[Records from a data collection]
begin

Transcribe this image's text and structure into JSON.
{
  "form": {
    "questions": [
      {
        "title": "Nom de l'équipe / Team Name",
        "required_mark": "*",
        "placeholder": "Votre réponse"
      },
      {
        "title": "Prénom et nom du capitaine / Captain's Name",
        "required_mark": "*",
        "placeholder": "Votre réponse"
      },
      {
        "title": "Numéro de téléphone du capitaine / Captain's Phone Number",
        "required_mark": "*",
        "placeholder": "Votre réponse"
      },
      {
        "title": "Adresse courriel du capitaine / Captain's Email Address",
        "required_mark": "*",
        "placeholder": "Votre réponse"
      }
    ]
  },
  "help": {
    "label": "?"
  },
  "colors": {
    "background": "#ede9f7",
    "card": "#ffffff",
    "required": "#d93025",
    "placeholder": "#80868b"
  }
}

end

Your task is to reproduce all of the records exactly.

■ **SOLUTION TO THE EXERCISE**
Transcribe this image's text and structure into JSON.
{
  "form": {
    "questions": [
      {
        "title": "Nom de l'équipe / Team Name",
        "required_mark": "*",
        "placeholder": "Votre réponse"
      },
      {
        "title": "Prénom et nom du capitaine / Captain's Name",
        "required_mark": "*",
        "placeholder": "Votre réponse"
      },
      {
        "title": "Numéro de téléphone du capitaine / Captain's Phone Number",
        "required_mark": "*",
        "placeholder": "Votre réponse"
      },
      {
        "title": "Adresse courriel du capitaine / Captain's Email Address",
        "required_mark": "*",
        "placeholder": "Votre réponse"
      }
    ]
  },
  "help": {
    "label": "?"
  },
  "colors": {
    "background": "#ede9f7",
    "card": "#ffffff",
    "required": "#d93025",
    "placeholder": "#80868b"
  }
}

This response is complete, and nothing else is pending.